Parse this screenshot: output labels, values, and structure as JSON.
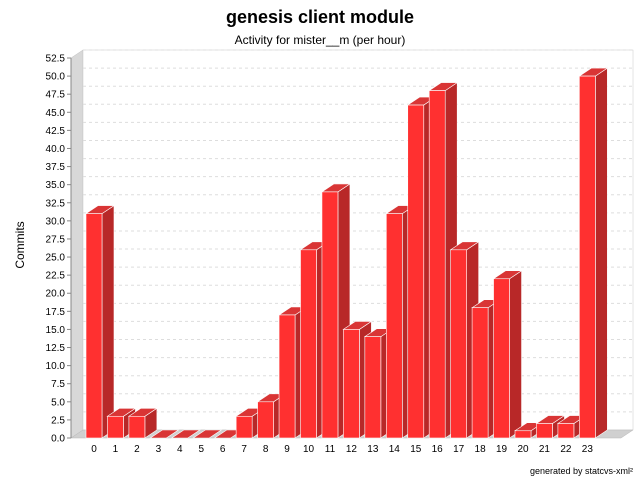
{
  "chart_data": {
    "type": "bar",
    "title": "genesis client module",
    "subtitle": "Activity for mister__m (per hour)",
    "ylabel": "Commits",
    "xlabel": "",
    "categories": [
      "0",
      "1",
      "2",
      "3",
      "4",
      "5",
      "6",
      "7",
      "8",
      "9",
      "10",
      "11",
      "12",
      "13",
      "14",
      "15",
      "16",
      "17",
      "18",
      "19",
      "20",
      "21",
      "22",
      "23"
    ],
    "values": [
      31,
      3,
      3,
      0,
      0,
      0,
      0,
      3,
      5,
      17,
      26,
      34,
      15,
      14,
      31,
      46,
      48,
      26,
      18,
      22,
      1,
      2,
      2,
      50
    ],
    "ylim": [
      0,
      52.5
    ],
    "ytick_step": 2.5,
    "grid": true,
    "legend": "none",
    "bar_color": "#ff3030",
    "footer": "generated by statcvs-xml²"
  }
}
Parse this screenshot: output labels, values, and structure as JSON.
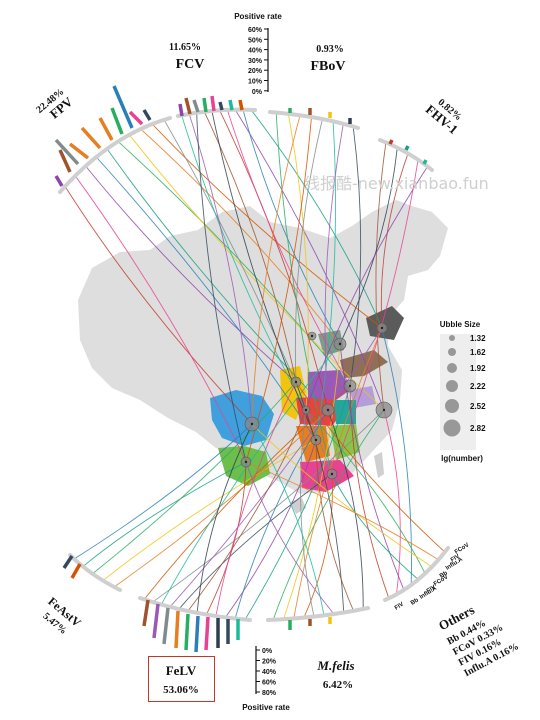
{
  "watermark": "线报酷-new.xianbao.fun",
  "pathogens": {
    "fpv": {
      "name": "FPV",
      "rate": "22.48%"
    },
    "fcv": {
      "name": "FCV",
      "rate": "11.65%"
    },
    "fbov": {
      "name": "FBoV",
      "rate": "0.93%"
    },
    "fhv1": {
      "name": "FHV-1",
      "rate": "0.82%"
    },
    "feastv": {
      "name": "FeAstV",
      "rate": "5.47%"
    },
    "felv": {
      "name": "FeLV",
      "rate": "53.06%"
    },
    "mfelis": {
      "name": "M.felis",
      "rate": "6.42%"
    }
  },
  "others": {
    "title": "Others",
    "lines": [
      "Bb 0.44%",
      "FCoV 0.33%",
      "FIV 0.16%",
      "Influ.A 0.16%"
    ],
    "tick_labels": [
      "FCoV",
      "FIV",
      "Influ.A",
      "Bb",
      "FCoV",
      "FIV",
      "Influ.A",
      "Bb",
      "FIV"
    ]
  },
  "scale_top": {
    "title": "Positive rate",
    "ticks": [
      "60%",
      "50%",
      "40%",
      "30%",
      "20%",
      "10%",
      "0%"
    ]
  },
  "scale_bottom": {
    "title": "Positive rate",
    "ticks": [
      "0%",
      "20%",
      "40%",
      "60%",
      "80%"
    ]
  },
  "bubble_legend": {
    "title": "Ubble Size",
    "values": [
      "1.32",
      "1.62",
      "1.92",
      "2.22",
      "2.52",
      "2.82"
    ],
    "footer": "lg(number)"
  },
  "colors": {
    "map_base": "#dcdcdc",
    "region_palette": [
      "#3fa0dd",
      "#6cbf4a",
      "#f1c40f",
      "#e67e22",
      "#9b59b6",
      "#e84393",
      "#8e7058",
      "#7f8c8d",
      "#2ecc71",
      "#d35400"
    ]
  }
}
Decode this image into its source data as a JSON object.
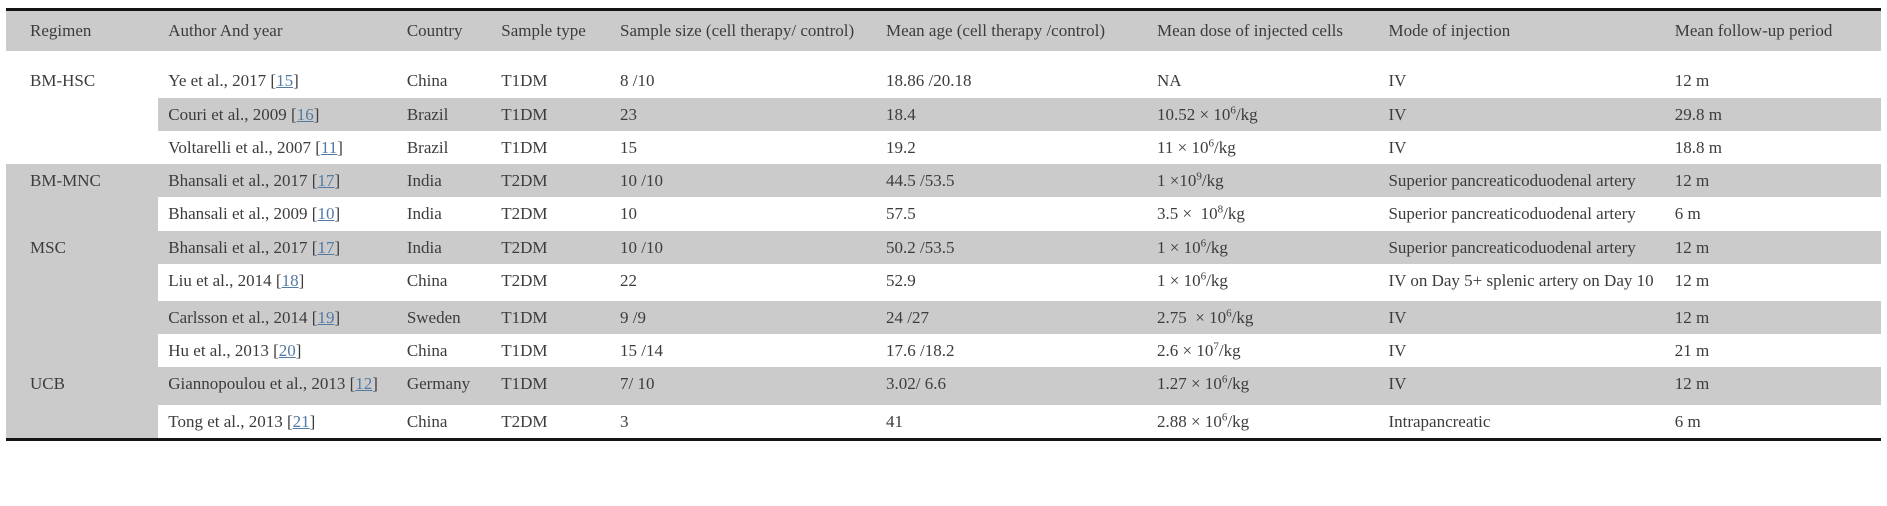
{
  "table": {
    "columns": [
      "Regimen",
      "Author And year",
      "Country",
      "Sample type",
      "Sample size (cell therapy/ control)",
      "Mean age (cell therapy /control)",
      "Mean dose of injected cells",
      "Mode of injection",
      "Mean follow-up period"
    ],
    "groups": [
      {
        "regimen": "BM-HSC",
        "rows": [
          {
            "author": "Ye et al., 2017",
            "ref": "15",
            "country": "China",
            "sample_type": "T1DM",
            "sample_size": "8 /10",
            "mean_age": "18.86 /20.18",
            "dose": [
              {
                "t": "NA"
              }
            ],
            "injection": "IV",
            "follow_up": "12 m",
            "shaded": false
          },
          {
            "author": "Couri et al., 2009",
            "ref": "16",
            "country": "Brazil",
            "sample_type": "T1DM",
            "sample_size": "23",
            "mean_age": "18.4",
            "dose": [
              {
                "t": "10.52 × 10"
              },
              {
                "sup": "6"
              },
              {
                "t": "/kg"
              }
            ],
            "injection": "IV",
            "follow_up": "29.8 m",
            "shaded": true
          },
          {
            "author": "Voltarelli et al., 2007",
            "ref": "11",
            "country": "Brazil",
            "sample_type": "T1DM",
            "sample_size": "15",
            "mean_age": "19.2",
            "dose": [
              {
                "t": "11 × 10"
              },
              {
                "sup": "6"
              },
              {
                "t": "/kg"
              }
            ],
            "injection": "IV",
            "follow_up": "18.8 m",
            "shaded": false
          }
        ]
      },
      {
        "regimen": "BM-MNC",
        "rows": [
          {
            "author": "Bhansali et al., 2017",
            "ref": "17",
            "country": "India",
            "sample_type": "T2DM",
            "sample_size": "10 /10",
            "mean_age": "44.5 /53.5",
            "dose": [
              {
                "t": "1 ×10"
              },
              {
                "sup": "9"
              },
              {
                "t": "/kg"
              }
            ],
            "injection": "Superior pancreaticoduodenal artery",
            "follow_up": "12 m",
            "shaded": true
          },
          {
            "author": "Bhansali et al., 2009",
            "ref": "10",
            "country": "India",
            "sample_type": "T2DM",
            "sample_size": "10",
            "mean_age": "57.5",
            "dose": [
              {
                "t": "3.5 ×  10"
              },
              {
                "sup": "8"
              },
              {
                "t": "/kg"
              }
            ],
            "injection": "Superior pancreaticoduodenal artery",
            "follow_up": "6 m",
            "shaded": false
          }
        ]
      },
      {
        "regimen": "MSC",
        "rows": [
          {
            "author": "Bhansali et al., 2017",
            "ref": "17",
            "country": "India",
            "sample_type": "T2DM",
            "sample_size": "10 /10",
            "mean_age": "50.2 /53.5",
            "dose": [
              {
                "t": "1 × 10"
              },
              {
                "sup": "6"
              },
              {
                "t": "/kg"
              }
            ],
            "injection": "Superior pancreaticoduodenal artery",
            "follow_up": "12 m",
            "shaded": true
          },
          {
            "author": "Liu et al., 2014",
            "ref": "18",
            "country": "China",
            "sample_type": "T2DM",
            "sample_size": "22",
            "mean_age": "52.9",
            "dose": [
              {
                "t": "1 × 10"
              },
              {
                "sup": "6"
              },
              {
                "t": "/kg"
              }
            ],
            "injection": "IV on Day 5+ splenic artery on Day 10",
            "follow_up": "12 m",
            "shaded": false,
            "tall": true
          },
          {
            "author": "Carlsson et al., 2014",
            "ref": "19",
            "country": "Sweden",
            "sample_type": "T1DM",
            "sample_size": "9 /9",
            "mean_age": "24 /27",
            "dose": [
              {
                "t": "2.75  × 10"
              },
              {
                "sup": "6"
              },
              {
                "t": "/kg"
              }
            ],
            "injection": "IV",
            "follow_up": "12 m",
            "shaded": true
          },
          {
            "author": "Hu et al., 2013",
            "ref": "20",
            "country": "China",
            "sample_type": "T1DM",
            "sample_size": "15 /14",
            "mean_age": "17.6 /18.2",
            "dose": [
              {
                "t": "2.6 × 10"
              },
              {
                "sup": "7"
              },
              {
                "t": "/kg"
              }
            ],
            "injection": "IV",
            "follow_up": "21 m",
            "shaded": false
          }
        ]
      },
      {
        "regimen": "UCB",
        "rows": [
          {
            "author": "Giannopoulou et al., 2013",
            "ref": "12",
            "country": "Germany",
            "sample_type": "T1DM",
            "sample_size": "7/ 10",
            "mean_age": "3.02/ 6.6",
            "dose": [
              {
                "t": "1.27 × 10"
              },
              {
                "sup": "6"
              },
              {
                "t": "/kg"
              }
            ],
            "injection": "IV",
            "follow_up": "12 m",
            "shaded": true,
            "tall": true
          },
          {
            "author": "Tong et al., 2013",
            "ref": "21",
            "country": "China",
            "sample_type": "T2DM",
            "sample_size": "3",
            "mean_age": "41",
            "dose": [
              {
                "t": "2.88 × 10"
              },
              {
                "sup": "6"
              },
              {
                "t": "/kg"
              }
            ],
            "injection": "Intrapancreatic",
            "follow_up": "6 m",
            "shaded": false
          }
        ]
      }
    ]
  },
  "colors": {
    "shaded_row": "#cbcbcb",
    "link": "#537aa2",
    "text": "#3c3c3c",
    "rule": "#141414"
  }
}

------------

INSTRUCTIONS FOR THE TASK :: Please filter the data down to the lines containing the word "therapy".

SOLUTION TO THIS TASK ::
      "Sample size (cell therapy/ control)",
      "Mean age (cell therapy /control)",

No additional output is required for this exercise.